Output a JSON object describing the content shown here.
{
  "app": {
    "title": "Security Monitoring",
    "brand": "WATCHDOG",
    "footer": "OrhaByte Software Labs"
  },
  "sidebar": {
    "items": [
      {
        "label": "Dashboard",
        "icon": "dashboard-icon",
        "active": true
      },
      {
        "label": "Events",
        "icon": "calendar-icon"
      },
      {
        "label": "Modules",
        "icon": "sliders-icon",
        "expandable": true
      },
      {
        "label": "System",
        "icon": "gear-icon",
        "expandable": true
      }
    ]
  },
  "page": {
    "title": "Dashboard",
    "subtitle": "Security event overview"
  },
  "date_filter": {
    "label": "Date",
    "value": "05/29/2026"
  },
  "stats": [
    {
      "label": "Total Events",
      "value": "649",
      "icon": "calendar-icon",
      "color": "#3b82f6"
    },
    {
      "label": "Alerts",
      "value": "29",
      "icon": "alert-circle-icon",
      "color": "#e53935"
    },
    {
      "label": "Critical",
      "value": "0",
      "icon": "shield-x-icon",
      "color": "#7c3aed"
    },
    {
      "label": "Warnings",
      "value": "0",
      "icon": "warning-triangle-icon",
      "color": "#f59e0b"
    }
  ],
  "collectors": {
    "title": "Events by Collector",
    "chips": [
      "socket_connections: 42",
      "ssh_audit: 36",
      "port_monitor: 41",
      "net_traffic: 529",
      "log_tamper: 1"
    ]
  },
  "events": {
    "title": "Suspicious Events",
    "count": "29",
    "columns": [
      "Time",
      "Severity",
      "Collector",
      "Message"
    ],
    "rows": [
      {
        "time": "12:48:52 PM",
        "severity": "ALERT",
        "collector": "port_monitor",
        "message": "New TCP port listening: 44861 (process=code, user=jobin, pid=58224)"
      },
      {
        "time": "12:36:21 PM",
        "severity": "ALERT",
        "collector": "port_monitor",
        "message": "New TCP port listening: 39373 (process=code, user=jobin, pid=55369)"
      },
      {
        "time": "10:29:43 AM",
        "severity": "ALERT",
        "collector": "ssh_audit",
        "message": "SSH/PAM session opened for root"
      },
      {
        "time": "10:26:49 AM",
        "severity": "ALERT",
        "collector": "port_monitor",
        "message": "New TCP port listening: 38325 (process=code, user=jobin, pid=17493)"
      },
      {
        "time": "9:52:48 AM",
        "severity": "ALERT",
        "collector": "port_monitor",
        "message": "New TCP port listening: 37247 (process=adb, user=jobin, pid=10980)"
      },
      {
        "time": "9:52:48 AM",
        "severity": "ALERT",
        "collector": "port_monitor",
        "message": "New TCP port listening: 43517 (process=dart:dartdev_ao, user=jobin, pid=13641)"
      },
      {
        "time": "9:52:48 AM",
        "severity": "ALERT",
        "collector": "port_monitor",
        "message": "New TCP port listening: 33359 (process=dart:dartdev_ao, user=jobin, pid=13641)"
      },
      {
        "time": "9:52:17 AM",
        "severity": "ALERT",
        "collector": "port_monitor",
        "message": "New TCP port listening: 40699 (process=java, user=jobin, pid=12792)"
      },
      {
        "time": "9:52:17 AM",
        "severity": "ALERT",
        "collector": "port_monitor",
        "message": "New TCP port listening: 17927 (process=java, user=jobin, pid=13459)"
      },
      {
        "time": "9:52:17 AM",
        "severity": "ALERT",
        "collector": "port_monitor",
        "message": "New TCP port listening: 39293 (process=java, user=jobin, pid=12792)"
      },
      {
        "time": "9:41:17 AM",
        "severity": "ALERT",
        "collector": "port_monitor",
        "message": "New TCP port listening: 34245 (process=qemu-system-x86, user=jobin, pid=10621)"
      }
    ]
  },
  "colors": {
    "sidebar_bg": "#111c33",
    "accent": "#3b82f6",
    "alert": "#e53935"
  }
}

* * * * * * *

The answer must consist solely of the number of lines in the entries that contain the word "process".

10